* PROBLEM TO WORK ON
Give the lines of the data from the one containing "111 1920 131</box>" through the one containing "211 1920 231</box>", both included, as a JSON list of strings with one string per line and blank lines left out.
━━━━━ EXERCISE DATA
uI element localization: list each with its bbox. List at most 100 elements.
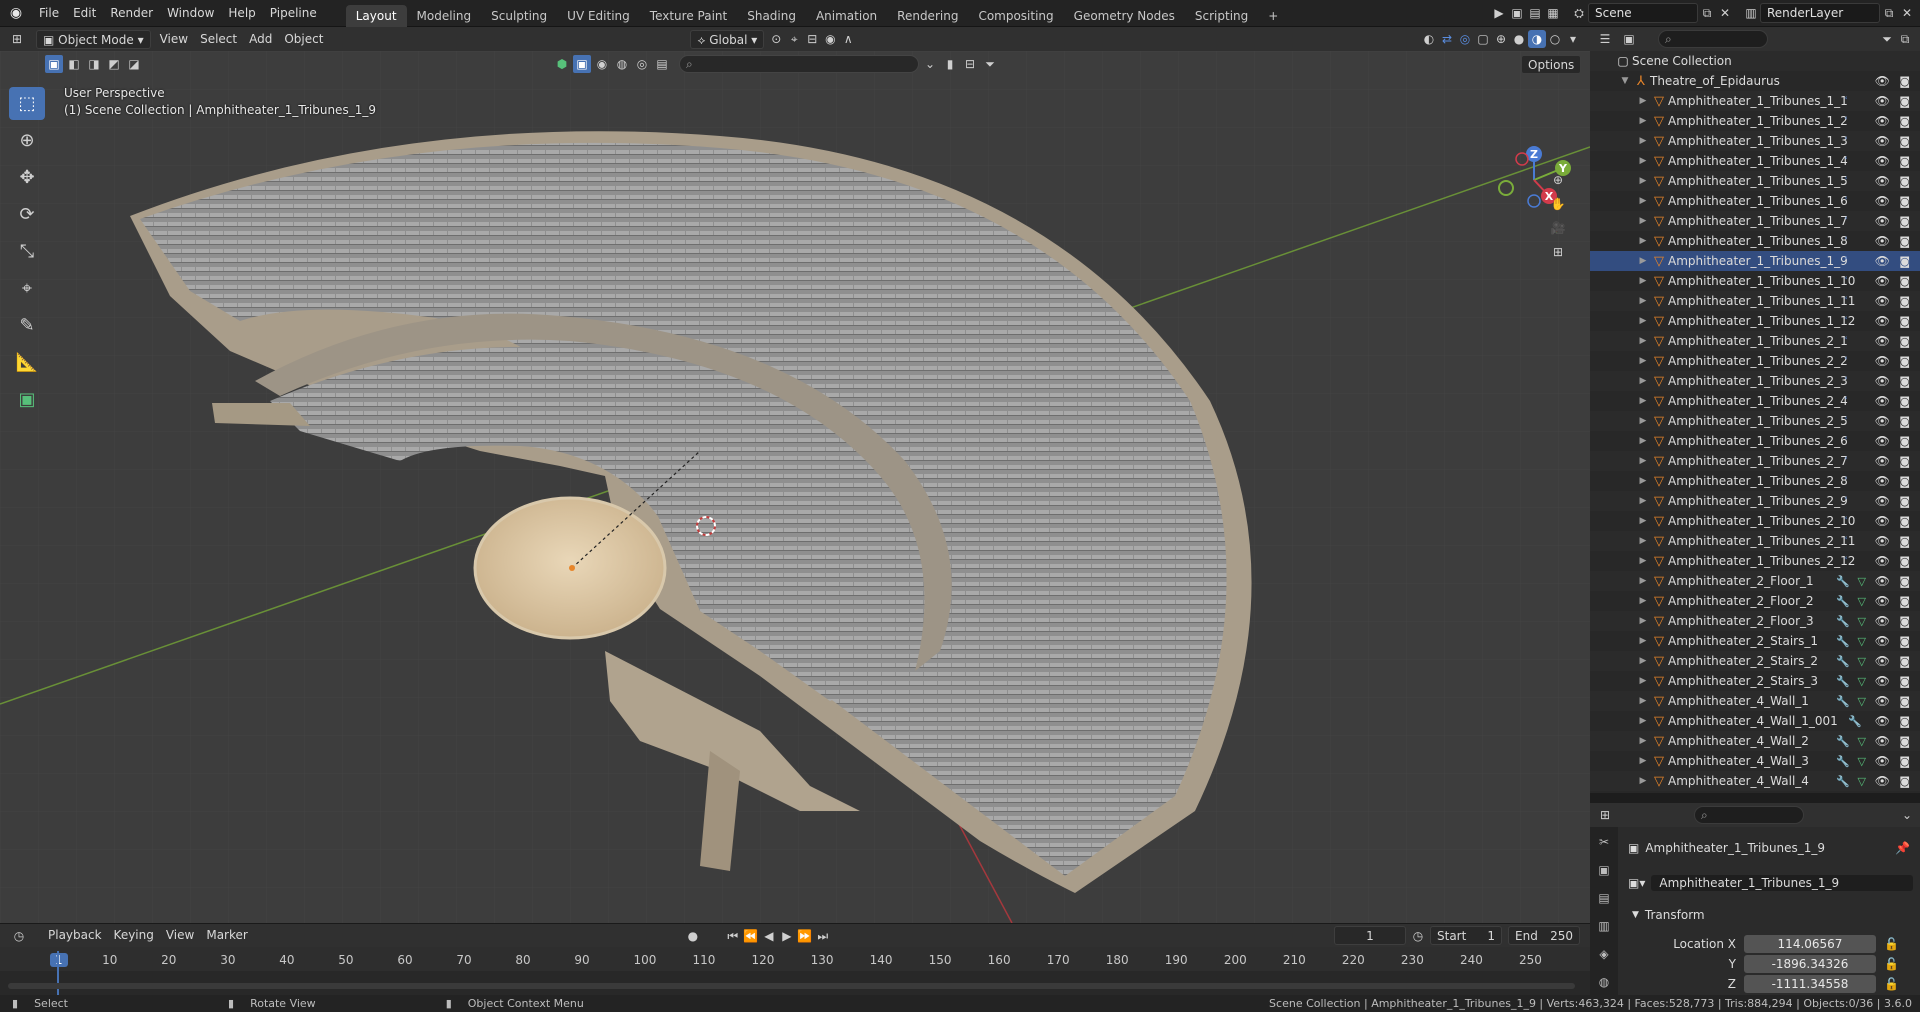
outliner-object-row[interactable]: ▶ ▽ Amphitheater_1_Tribunes_1_2 ʿ 👁 ◙ <box>1590 111 1920 131</box>
visibility-eye-icon[interactable]: 👁 <box>1875 314 1890 328</box>
modifier-small-icon[interactable]: ʿ <box>1845 556 1848 567</box>
outliner-object-row[interactable]: ▶ ▽ Amphitheater_1_Tribunes_2_11 ʿ 👁 ◙ <box>1590 531 1920 551</box>
scale-tool[interactable]: ⤡ <box>9 235 45 268</box>
render-camera-icon[interactable]: ◙ <box>1899 575 1910 588</box>
expand-chevron-icon[interactable]: ▶ <box>1636 476 1650 486</box>
visibility-eye-icon[interactable]: 👁 <box>1875 134 1890 148</box>
outliner-object-row[interactable]: ▶ ▽ Amphitheater_4_Wall_2 🔧 ▽ 👁 ◙ <box>1590 731 1920 751</box>
expand-chevron-icon[interactable]: ▶ <box>1636 276 1650 286</box>
expand-chevron-icon[interactable]: ▶ <box>1636 536 1650 546</box>
outliner-object-row[interactable]: ▶ ▽ Amphitheater_2_Stairs_3 🔧 ▽ 👁 ◙ <box>1590 671 1920 691</box>
render-camera-icon[interactable]: ◙ <box>1899 415 1910 428</box>
visibility-eye-icon[interactable]: 👁 <box>1875 654 1890 668</box>
outliner-object-row[interactable]: ▶ ▽ Amphitheater_1_Tribunes_1_7 ʿ 👁 ◙ <box>1590 211 1920 231</box>
modifier-small-icon[interactable]: ʿ <box>1845 496 1848 507</box>
preview-range-icon[interactable]: ◷ <box>1409 927 1427 945</box>
expand-chevron-icon[interactable]: ▶ <box>1636 136 1650 146</box>
outliner-object-row[interactable]: ▶ ▽ Amphitheater_2_Floor_2 🔧 ▽ 👁 ◙ <box>1590 591 1920 611</box>
visibility-eye-icon[interactable]: 👁 <box>1875 374 1890 388</box>
modifier-wrench-icon[interactable]: 🔧 <box>1836 695 1850 708</box>
outliner-object-row[interactable]: ▶ ▽ Amphitheater_1_Tribunes_2_5 ʿ 👁 ◙ <box>1590 411 1920 431</box>
visibility-eye-icon[interactable]: 👁 <box>1875 334 1890 348</box>
modifier-wrench-icon[interactable]: 🔧 <box>1836 675 1850 688</box>
outliner-object-row[interactable]: ▶ ▽ Amphitheater_1_Tribunes_2_10 ʿ 👁 ◙ <box>1590 511 1920 531</box>
tab-scripting[interactable]: Scripting <box>1185 5 1258 27</box>
outliner-search-input[interactable]: ⌕ <box>1658 30 1768 48</box>
expand-chevron-icon[interactable]: ▶ <box>1636 296 1650 306</box>
render-camera-icon[interactable]: ◙ <box>1899 275 1910 288</box>
visibility-eye-icon[interactable]: 👁 <box>1875 154 1890 168</box>
render-camera-icon[interactable]: ◙ <box>1899 455 1910 468</box>
modifier-wrench-icon[interactable]: 🔧 <box>1836 595 1850 608</box>
lock-y-icon[interactable]: 🔓 <box>1884 957 1899 971</box>
expand-chevron-icon[interactable]: ▶ <box>1636 576 1650 586</box>
timeline-ruler[interactable]: 1102030405060708090100110120130140150160… <box>0 947 1590 971</box>
outliner-object-row[interactable]: ▶ ▽ Amphitheater_1_Tribunes_1_4 ʿ 👁 ◙ <box>1590 151 1920 171</box>
record-icon[interactable]: ● <box>684 927 702 945</box>
new-view-layer-icon[interactable]: ⧉ <box>1880 4 1898 22</box>
expand-chevron-icon[interactable]: ▶ <box>1636 556 1650 566</box>
menu-help[interactable]: Help <box>221 0 262 27</box>
visibility-eye-icon[interactable]: 👁 <box>1875 614 1890 628</box>
modifier-small-icon[interactable]: ʿ <box>1845 476 1848 487</box>
bookmark-icon[interactable]: ▮ <box>941 55 959 73</box>
view-layer-field[interactable]: RenderLayer <box>1760 3 1880 23</box>
render-camera-icon[interactable]: ◙ <box>1899 595 1910 608</box>
visibility-eye-icon[interactable]: 👁 <box>1875 774 1890 788</box>
render-camera-icon[interactable]: ◙ <box>1899 135 1910 148</box>
visibility-icon[interactable]: ◐ <box>1420 30 1438 48</box>
visibility-eye-icon[interactable]: 👁 <box>1875 734 1890 748</box>
outliner-object-row[interactable]: ▶ ▽ Amphitheater_1_Tribunes_1_8 ʿ 👁 ◙ <box>1590 231 1920 251</box>
render-camera-icon[interactable]: ◙ <box>1899 315 1910 328</box>
expand-chevron-icon[interactable]: ▶ <box>1636 756 1650 766</box>
outliner-object-row[interactable]: ▶ ▽ Amphitheater_2_Stairs_2 🔧 ▽ 👁 ◙ <box>1590 651 1920 671</box>
render-camera-icon[interactable]: ◙ <box>1899 115 1910 128</box>
annotate-tool[interactable]: ✎ <box>9 309 45 342</box>
location-x-field[interactable]: 114.06567 <box>1744 935 1876 953</box>
render-camera-icon[interactable]: ◙ <box>1899 155 1910 168</box>
menu-pipeline[interactable]: Pipeline <box>263 0 324 27</box>
expand-chevron-icon[interactable]: ▶ <box>1636 496 1650 506</box>
outliner-object-row[interactable]: ▶ ▽ Amphitheater_1_Tribunes_1_3 ʿ 👁 ◙ <box>1590 131 1920 151</box>
menu-edit[interactable]: Edit <box>66 0 103 27</box>
camera-view-icon[interactable]: 🎥 <box>1549 219 1567 237</box>
render-camera-icon[interactable]: ◙ <box>1899 675 1910 688</box>
timeline-area[interactable]: 1102030405060708090100110120130140150160… <box>0 947 1590 995</box>
prev-keyframe-icon[interactable]: ⏪ <box>742 927 760 945</box>
expand-chevron-icon[interactable]: ▶ <box>1636 336 1650 346</box>
outliner-object-row[interactable]: ▶ ▽ Amphitheater_1_Tribunes_1_5 ʿ 👁 ◙ <box>1590 171 1920 191</box>
render-camera-icon[interactable]: ◙ <box>1899 355 1910 368</box>
modifier-small-icon[interactable]: ʿ <box>1845 256 1848 267</box>
tab-geometry-nodes[interactable]: Geometry Nodes <box>1064 5 1185 27</box>
view-layer-tab-icon[interactable]: ▥ <box>1592 913 1616 939</box>
expand-chevron-icon[interactable]: ▶ <box>1636 176 1650 186</box>
proportional-edit-icon[interactable]: ◉ <box>821 30 839 48</box>
outliner-object-row[interactable]: ▶ ▽ Amphitheater_1_Tribunes_1_6 ʿ 👁 ◙ <box>1590 191 1920 211</box>
expand-chevron-icon[interactable]: ▶ <box>1636 656 1650 666</box>
shading-options-icon[interactable]: ▾ <box>1564 30 1582 48</box>
filter-world-icon[interactable]: ◎ <box>633 55 651 73</box>
modifier-small-icon[interactable]: ʿ <box>1845 216 1848 227</box>
modifier-small-icon[interactable]: ʿ <box>1845 296 1848 307</box>
gizmo-toggle-icon[interactable]: ⇄ <box>1438 30 1456 48</box>
falloff-icon[interactable]: ∧ <box>839 30 857 48</box>
render-camera-icon[interactable]: ◙ <box>1899 335 1910 348</box>
asset-search-input[interactable]: ⌕ <box>679 55 919 73</box>
outliner-object-row[interactable]: ▶ ▽ Amphitheater_1_Tribunes_2_9 ʿ 👁 ◙ <box>1590 491 1920 511</box>
render-camera-icon[interactable]: ◙ <box>1899 435 1910 448</box>
visibility-eye-icon[interactable]: 👁 <box>1875 494 1890 508</box>
new-collection-icon[interactable]: ⧉ <box>1896 30 1914 48</box>
expand-chevron-icon[interactable]: ▶ <box>1636 776 1650 786</box>
scene-tab-icon[interactable]: ◈ <box>1592 941 1616 967</box>
visibility-eye-icon[interactable]: 👁 <box>1875 354 1890 368</box>
outliner-object-row[interactable]: ▶ ▽ Amphitheater_1_Tribunes_2_12 ʿ 👁 ◙ <box>1590 551 1920 571</box>
mesh-data-icon[interactable]: ▽ <box>1858 595 1866 608</box>
location-z-field[interactable]: -1111.34558 <box>1744 975 1876 993</box>
expand-chevron-icon[interactable]: ▶ <box>1636 316 1650 326</box>
outliner-object-row[interactable]: ▶ ▽ Amphitheater_4_Wall_4 🔧 ▽ 👁 ◙ <box>1590 771 1920 791</box>
expand-chevron-icon[interactable]: ▶ <box>1636 456 1650 466</box>
render-tab-icon[interactable]: ▣ <box>1592 857 1616 883</box>
tool-tab-icon[interactable]: ✂ <box>1592 829 1616 855</box>
visibility-eye-icon[interactable]: 👁 <box>1875 394 1890 408</box>
tab-rendering[interactable]: Rendering <box>887 5 968 27</box>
━━━━━━━━━━
* PROBLEM SOLUTION
[
  "outliner-object-row[interactable]: ▶ ▽ Amphitheater_1_Tribunes_1_2 ʿ 👁 ◙ <box>1590 111 1920 131</box>",
  "visibility-eye-icon[interactable]: 👁 <box>1875 314 1890 328</box>",
  "modifier-small-icon[interactable]: ʿ <box>1845 556 1848 567</box>",
  "outliner-object-row[interactable]: ▶ ▽ Amphitheater_1_Tribunes_2_11 ʿ 👁 ◙ <box>1590 531 1920 551</box>",
  "scale-tool[interactable]: ⤡ <box>9 235 45 268</box>",
  "render-camera-icon[interactable]: ◙ <box>1899 575 1910 588</box>",
  "expand-chevron-icon[interactable]: ▶ <box>1636 476 1650 486</box>",
  "visibility-eye-icon[interactable]: 👁 <box>1875 134 1890 148</box>",
  "outliner-object-row[interactable]: ▶ ▽ Amphitheater_4_Wall_2 🔧 ▽ 👁 ◙ <box>1590 731 1920 751</box>",
  "expand-chevron-icon[interactable]: ▶ <box>1636 276 1650 286</box>",
  "expand-chevron-icon[interactable]: ▶ <box>1636 536 1650 546</box>",
  "outliner-object-row[interactable]: ▶ ▽ Amphitheater_2_Stairs_3 🔧 ▽ 👁 ◙ <box>1590 671 1920 691</box>",
  "render-camera-icon[interactable]: ◙ <box>1899 415 1910 428</box>",
  "visibility-eye-icon[interactable]: 👁 <box>1875 654 1890 668</box>",
  "outliner-object-row[interactable]: ▶ ▽ Amphitheater_1_Tribunes_1_7 ʿ 👁 ◙ <box>1590 211 1920 231</box>"
]